> **OBJECTIVE**
Reproduce the listing below verbatim.

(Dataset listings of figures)
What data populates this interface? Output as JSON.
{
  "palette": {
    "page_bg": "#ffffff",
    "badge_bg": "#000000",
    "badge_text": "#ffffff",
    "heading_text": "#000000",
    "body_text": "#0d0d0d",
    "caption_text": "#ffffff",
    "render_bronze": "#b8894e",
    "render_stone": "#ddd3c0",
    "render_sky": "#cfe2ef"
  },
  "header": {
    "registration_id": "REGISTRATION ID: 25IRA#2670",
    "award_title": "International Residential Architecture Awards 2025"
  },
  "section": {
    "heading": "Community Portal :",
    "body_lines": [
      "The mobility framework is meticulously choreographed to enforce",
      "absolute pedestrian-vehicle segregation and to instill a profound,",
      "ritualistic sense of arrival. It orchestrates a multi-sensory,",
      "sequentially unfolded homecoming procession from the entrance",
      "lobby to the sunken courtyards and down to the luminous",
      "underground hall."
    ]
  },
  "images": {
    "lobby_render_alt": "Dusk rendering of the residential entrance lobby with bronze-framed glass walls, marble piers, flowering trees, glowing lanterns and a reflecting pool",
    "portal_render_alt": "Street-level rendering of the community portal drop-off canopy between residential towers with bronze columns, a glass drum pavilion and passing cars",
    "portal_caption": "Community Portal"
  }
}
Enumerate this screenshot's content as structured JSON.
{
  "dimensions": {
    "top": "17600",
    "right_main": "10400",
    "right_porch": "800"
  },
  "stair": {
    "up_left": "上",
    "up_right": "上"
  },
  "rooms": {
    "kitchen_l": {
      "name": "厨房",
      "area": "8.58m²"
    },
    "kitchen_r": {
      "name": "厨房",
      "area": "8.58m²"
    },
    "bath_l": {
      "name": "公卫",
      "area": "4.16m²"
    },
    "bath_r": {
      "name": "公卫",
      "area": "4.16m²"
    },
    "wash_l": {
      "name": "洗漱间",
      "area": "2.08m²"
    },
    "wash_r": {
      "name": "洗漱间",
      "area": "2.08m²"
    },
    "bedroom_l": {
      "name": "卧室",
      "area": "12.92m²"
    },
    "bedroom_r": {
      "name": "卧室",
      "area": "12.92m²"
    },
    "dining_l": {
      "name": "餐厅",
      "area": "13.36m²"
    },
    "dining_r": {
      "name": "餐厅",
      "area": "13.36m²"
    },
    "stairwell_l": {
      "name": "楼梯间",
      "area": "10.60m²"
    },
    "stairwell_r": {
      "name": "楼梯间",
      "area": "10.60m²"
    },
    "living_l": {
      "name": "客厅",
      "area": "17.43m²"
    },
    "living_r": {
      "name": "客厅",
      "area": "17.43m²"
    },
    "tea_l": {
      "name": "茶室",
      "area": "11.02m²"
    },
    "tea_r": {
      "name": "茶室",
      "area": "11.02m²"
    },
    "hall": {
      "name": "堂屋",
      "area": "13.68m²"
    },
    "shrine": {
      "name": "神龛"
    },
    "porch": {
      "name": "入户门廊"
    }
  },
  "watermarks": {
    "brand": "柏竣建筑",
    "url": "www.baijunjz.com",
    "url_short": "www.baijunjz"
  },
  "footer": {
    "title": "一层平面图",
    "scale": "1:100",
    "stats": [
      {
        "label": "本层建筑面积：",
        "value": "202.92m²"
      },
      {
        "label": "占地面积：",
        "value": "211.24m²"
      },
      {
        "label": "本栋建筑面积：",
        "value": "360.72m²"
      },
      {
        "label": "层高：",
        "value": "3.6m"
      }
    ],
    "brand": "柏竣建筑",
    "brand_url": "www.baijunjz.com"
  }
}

> **FINISHED TASK**
What data populates this interface? Output as JSON.
{
  "palette": {
    "page_bg": "#ffffff",
    "badge_bg": "#000000",
    "badge_text": "#ffffff",
    "heading_text": "#000000",
    "body_text": "#0d0d0d",
    "caption_text": "#ffffff",
    "render_bronze": "#b8894e",
    "render_stone": "#ddd3c0",
    "render_sky": "#cfe2ef"
  },
  "header": {
    "registration_id": "REGISTRATION ID: 25IRA#2670",
    "award_title": "International Residential Architecture Awards 2025"
  },
  "section": {
    "heading": "Community Portal :",
    "body_lines": [
      "The mobility framework is meticulously choreographed to enforce",
      "absolute pedestrian-vehicle segregation and to instill a profound,",
      "ritualistic sense of arrival. It orchestrates a multi-sensory,",
      "sequentially unfolded homecoming procession from the entrance",
      "lobby to the sunken courtyards and down to the luminous",
      "underground hall."
    ]
  },
  "images": {
    "lobby_render_alt": "Dusk rendering of the residential entrance lobby with bronze-framed glass walls, marble piers, flowering trees, glowing lanterns and a reflecting pool",
    "portal_render_alt": "Street-level rendering of the community portal drop-off canopy between residential towers with bronze columns, a glass drum pavilion and passing cars",
    "portal_caption": "Community Portal"
  }
}
Enumerate this screenshot's content as structured JSON.
{
  "dimensions": {
    "top": "17600",
    "right_main": "10400",
    "right_porch": "800"
  },
  "stair": {
    "up_left": "上",
    "up_right": "上"
  },
  "rooms": {
    "kitchen_l": {
      "name": "厨房",
      "area": "8.58m²"
    },
    "kitchen_r": {
      "name": "厨房",
      "area": "8.58m²"
    },
    "bath_l": {
      "name": "公卫",
      "area": "4.16m²"
    },
    "bath_r": {
      "name": "公卫",
      "area": "4.16m²"
    },
    "wash_l": {
      "name": "洗漱间",
      "area": "2.08m²"
    },
    "wash_r": {
      "name": "洗漱间",
      "area": "2.08m²"
    },
    "bedroom_l": {
      "name": "卧室",
      "area": "12.92m²"
    },
    "bedroom_r": {
      "name": "卧室",
      "area": "12.92m²"
    },
    "dining_l": {
      "name": "餐厅",
      "area": "13.36m²"
    },
    "dining_r": {
      "name": "餐厅",
      "area": "13.36m²"
    },
    "stairwell_l": {
      "name": "楼梯间",
      "area": "10.60m²"
    },
    "stairwell_r": {
      "name": "楼梯间",
      "area": "10.60m²"
    },
    "living_l": {
      "name": "客厅",
      "area": "17.43m²"
    },
    "living_r": {
      "name": "客厅",
      "area": "17.43m²"
    },
    "tea_l": {
      "name": "茶室",
      "area": "11.02m²"
    },
    "tea_r": {
      "name": "茶室",
      "area": "11.02m²"
    },
    "hall": {
      "name": "堂屋",
      "area": "13.68m²"
    },
    "shrine": {
      "name": "神龛"
    },
    "porch": {
      "name": "入户门廊"
    }
  },
  "watermarks": {
    "brand": "柏竣建筑",
    "url": "www.baijunjz.com",
    "url_short": "www.baijunjz"
  },
  "footer": {
    "title": "一层平面图",
    "scale": "1:100",
    "stats": [
      {
        "label": "本层建筑面积：",
        "value": "202.92m²"
      },
      {
        "label": "占地面积：",
        "value": "211.24m²"
      },
      {
        "label": "本栋建筑面积：",
        "value": "360.72m²"
      },
      {
        "label": "层高：",
        "value": "3.6m"
      }
    ],
    "brand": "柏竣建筑",
    "brand_url": "www.baijunjz.com"
  }
}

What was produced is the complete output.